Task brief: In the listing below, pick out lines with "content".
# # # # # # #
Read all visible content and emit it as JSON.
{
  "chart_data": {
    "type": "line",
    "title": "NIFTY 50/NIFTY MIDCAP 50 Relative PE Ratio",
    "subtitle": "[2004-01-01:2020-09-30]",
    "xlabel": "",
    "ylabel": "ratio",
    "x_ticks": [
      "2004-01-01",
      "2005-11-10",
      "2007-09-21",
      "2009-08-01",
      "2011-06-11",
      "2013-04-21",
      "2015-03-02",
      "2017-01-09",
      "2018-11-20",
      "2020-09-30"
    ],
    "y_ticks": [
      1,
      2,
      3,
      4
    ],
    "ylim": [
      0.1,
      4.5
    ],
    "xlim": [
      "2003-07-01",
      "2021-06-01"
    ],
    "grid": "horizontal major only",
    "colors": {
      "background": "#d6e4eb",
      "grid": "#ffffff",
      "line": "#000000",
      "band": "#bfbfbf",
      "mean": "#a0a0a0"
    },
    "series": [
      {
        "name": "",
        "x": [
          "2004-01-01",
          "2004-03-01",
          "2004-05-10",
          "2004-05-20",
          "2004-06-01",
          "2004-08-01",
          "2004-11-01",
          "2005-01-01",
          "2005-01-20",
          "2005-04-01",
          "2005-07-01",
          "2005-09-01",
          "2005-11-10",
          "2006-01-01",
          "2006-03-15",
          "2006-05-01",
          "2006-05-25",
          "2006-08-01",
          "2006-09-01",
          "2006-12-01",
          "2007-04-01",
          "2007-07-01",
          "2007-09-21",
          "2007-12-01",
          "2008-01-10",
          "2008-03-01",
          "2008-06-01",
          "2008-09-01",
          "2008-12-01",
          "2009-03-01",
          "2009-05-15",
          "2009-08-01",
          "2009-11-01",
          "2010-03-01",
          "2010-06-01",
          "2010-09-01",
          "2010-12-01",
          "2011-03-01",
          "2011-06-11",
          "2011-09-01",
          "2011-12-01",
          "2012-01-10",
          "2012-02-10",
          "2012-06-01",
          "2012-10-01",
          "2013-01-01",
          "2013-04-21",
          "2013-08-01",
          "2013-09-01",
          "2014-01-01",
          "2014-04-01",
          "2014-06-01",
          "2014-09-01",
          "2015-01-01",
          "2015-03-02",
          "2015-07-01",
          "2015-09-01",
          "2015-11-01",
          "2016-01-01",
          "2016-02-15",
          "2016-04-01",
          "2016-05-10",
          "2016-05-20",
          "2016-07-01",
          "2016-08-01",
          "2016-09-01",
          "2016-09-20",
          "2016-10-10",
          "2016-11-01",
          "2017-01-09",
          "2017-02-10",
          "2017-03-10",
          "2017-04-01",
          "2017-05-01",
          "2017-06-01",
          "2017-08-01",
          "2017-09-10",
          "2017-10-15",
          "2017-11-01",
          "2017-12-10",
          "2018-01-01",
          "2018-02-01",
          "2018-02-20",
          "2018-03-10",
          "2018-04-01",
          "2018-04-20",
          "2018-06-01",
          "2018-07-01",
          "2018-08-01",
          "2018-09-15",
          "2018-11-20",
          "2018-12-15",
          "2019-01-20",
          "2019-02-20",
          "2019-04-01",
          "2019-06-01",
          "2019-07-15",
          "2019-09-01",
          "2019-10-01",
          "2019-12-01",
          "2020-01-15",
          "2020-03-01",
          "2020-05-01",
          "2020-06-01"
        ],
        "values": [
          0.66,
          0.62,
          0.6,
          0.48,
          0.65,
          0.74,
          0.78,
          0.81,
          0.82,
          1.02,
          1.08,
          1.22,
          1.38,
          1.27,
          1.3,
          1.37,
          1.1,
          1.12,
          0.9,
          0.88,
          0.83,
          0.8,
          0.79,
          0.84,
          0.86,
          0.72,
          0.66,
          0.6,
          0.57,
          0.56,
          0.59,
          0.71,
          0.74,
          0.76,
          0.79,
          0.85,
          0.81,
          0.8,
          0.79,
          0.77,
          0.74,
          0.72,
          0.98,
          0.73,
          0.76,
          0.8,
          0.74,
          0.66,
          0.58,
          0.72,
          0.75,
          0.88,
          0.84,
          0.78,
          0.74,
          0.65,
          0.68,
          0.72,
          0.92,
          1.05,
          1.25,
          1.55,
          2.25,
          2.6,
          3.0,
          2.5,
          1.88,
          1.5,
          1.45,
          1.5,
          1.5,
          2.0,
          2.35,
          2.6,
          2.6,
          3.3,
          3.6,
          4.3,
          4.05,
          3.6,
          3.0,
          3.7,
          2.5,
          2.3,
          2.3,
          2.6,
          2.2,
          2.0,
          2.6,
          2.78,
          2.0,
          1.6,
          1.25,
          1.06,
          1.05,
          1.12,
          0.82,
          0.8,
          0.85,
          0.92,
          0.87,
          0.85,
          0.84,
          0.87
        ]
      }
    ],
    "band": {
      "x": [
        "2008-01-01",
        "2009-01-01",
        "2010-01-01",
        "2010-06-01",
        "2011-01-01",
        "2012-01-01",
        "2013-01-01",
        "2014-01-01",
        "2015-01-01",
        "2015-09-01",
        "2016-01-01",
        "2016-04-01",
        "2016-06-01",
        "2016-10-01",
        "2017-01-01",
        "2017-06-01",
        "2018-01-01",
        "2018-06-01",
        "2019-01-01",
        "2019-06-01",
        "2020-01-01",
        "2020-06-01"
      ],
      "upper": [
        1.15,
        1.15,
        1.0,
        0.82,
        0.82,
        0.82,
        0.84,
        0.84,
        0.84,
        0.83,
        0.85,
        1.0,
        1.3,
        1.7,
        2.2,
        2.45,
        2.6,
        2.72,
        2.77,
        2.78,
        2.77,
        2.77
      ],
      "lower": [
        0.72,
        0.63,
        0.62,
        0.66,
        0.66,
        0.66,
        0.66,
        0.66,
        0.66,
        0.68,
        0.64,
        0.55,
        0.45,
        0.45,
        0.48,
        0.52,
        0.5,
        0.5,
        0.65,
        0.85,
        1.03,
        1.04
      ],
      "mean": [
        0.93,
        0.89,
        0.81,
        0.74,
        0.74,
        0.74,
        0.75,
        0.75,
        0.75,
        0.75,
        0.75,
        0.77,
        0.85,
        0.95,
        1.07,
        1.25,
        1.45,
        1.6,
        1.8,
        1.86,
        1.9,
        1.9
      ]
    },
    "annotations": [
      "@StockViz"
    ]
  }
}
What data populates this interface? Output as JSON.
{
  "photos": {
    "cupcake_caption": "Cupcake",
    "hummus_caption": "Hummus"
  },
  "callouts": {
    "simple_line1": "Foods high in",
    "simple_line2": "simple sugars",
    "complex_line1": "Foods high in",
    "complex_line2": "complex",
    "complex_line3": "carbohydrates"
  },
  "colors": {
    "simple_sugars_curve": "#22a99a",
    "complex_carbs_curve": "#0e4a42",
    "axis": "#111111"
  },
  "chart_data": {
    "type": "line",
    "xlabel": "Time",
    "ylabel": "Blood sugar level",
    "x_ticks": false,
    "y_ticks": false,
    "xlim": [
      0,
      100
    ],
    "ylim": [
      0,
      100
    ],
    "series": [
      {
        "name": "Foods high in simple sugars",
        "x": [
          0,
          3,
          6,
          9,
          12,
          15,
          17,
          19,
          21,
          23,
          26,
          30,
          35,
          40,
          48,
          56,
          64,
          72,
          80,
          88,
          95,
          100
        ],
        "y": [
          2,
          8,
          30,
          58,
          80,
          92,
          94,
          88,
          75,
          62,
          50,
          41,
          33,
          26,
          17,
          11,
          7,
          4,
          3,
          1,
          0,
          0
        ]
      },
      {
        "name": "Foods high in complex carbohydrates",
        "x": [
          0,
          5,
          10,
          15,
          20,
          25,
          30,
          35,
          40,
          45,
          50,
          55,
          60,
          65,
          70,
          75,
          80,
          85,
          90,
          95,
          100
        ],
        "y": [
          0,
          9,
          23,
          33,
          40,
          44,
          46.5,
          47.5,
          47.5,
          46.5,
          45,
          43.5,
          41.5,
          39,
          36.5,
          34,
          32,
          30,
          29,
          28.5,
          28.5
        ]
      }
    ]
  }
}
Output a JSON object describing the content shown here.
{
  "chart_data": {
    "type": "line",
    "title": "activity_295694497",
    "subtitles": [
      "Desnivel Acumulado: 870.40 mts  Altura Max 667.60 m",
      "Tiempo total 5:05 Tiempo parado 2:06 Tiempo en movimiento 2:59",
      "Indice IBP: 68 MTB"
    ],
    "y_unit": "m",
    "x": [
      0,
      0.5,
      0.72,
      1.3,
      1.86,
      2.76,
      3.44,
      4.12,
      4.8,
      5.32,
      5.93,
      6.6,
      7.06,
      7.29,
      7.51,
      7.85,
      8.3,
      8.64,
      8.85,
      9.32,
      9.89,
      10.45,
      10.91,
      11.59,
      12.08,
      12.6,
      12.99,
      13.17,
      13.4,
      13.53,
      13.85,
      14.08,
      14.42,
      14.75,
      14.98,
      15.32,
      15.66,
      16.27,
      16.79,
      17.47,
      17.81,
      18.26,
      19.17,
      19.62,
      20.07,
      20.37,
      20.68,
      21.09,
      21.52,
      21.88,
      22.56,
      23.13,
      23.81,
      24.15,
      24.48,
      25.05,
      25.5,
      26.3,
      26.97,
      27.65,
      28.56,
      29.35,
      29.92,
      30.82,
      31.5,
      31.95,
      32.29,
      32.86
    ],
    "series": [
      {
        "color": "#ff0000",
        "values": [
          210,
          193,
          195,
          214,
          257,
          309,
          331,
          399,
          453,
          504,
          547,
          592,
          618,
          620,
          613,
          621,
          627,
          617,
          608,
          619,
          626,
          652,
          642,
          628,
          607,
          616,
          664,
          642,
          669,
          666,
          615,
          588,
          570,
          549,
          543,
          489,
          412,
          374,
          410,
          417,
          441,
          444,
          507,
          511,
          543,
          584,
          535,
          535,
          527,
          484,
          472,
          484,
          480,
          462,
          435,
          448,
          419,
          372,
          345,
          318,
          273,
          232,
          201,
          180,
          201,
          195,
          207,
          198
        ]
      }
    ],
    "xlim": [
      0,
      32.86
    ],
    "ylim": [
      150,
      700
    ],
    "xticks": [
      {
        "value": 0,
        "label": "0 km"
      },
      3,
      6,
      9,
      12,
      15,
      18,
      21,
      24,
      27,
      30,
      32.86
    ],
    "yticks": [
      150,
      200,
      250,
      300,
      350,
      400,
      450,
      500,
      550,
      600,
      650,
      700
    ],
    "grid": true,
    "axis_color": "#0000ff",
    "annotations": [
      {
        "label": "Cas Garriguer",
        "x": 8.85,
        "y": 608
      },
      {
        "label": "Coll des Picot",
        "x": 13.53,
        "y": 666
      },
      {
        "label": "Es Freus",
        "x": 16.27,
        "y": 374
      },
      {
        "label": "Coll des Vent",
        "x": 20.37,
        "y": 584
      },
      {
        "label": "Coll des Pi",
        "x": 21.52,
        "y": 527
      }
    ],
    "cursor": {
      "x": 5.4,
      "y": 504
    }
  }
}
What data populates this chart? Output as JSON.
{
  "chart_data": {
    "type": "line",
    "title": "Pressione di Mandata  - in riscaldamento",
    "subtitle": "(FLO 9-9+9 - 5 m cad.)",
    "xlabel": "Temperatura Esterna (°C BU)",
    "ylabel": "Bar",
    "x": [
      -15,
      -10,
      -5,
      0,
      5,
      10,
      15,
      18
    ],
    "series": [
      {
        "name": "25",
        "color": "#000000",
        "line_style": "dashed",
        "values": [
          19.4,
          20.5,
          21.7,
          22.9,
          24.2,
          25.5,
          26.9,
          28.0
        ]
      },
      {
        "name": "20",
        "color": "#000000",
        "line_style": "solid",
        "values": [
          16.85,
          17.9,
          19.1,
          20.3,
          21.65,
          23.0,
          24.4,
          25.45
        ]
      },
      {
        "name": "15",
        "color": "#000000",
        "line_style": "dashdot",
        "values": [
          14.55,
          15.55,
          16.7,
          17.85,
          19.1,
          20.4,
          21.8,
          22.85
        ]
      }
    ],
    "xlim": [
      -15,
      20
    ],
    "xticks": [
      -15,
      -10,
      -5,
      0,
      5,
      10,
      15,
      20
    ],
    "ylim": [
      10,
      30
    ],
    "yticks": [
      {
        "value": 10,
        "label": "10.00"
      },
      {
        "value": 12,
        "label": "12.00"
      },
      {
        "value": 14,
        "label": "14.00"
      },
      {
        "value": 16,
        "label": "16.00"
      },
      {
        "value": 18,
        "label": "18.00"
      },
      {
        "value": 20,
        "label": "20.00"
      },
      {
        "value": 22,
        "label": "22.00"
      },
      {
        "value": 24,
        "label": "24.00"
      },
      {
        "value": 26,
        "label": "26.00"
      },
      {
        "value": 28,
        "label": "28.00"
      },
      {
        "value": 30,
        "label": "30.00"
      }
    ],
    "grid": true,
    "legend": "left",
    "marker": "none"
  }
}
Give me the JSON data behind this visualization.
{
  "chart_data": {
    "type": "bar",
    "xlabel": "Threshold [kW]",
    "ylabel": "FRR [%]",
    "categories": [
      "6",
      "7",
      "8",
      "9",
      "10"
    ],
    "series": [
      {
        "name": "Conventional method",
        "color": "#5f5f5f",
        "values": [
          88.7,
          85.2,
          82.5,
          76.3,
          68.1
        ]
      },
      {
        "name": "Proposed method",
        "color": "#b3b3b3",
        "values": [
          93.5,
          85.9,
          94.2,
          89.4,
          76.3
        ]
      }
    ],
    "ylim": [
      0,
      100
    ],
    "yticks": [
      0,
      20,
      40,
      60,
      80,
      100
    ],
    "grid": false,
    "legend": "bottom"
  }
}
# # # # # # #
Solution:
Read all visible content and emit it as JSON.
Output a JSON object describing the content shown here.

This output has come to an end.